_问题 A_
根据OSS托管说明，角色AliyunDocmindAccessingOssRole若进行删除改动，默认多久后失效？

OSS托管支持

更新时间:2025-02-28 07:43:25

本文档提供说明如何通过授权用户托管OSS资源给到阿里云docmind服务,可通过docmind服务读取oss目录中指定文件进行处理,并将结果写到固定文件中。用于提高用户文件隐私性,存储文档和保存结构都在用户OSS资源中,减少用户独立转存结果成本。

方案概览

对于用户文档资源有隐私性要求(文档不出公网),需要文档的处理和解析的结果都在用户指定的存储空间,并且不会进过公网流量进行访问。OSS托管方案支持提供以上场景中,用户有独立的OSS资源,可用于托管指定的访问OSS bucket和访问权限,并可对存储对象做更细粒度权限管控:

1、可通过授权OSS实现文件访问权限细粒度访问控制;

2、可通过托管OSS实现文件处理不出公网;

3、可通过托管OSS实现处理结果权限控制;

image

方案部署与验证

通过阿里云ram创建授权策略

1、登录阿里云RAM控制台,选择“身份管理”,选择“角色”选项,选择创建角色:

  • 选择类型为“阿里云账号”:可通过扮演RAM角色访问资源

  • 配置角色为角色名称为:“AliyunDocmindAccessingOssRole”,完成创建

image

2、完成角色创建后,在“权限管理”,选择“权限策略”,进行“创建权限策略”,创建完后可自定义策略名称(本文中策略名称使用为testDocmindAccessOss):

可进行可视化编辑或者脚本编辑,下面以最小化访问权限脚本编辑为例(详细访问OSS权限可阅读教程示例:使用RAM Policy控制OSS的访问权限):

RAM Policy常见示例

  • 以下为提供OSS的名称为“your-bucket-name”的bucket,对于“your-bucket-directory”目录下面的文件具有:读取文件“GetObject”。即将your-bucket-directory 允许提供给到docmind进行访问,其余文件路径无权限;

  • docmind服务将处理好的结果放在 [your-bucket-name]/[your-uid]下面,your-uid为主账号uid,授予的为读取文件“GetObject”,写文件“PutObject” 权限,其中GetObject权限用于当调用查询接口时候返回的url信息,“PutObject”权限用于将解析结果写入到路径中。即将[your-uid] 文件夹允许提供到docmind进行访问,其余文件路径无权限

重要
  • 由于托管OSS后,需要将结果写入到指定文件夹,因此需指定“acs:oss:*:*:[your-bucket-name]/[your-uid]/*” 包含PutObject权限;

  • AliyunDocmindAccessingOssRole 若进行删除改动,默认12小时后失效;

{
    "Statement": [
        {
            "Effect": "Allow",
            "Action": [
                "oss:GetObject"

(空间布局数据)
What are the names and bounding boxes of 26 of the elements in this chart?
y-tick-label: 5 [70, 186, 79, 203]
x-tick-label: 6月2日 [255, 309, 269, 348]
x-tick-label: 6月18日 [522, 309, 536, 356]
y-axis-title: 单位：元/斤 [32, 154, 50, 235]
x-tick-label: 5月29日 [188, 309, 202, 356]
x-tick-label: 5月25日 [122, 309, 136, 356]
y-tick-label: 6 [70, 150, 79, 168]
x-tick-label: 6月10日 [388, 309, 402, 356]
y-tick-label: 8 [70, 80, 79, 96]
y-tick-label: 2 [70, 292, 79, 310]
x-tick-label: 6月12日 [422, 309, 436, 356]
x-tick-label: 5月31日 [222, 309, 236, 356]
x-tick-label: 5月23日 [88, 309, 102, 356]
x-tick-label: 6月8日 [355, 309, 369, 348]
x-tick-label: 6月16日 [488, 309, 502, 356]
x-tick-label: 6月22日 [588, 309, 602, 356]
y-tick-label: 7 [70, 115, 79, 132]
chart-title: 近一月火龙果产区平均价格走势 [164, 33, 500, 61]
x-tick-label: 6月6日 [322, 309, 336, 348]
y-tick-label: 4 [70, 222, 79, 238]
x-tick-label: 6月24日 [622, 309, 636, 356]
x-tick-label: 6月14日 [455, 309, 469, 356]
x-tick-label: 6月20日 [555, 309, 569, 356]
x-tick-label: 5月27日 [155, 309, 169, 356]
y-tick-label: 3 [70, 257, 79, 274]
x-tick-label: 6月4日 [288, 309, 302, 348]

_问题 B_
请将空间布局数据条目中从首行起至含有"y-tick-label: 4 [70, 222, 79, 238]"的那一行（首尾均包括）转换为编号列表，省略空行。

_书面回答 A_
默认12小时后失效。

_书面回答 B_
1. What are the names and bounding boxes of 26 of the elements in this chart?
2. y-tick-label: 5 [70, 186, 79, 203]
3. x-tick-label: 6月2日 [255, 309, 269, 348]
4. x-tick-label: 6月18日 [522, 309, 536, 356]
5. y-axis-title: 单位：元/斤 [32, 154, 50, 235]
6. x-tick-label: 5月29日 [188, 309, 202, 356]
7. x-tick-label: 5月25日 [122, 309, 136, 356]
8. y-tick-label: 6 [70, 150, 79, 168]
9. x-tick-label: 6月10日 [388, 309, 402, 356]
10. y-tick-label: 8 [70, 80, 79, 96]
11. y-tick-label: 2 [70, 292, 79, 310]
12. x-tick-label: 6月12日 [422, 309, 436, 356]
13. x-tick-label: 5月31日 [222, 309, 236, 356]
14. x-tick-label: 5月23日 [88, 309, 102, 356]
15. x-tick-label: 6月8日 [355, 309, 369, 348]
16. x-tick-label: 6月16日 [488, 309, 502, 356]
17. x-tick-label: 6月22日 [588, 309, 602, 356]
18. y-tick-label: 7 [70, 115, 79, 132]
19. chart-title: 近一月火龙果产区平均价格走势 [164, 33, 500, 61]
20. x-tick-label: 6月6日 [322, 309, 336, 348]
21. y-tick-label: 4 [70, 222, 79, 238]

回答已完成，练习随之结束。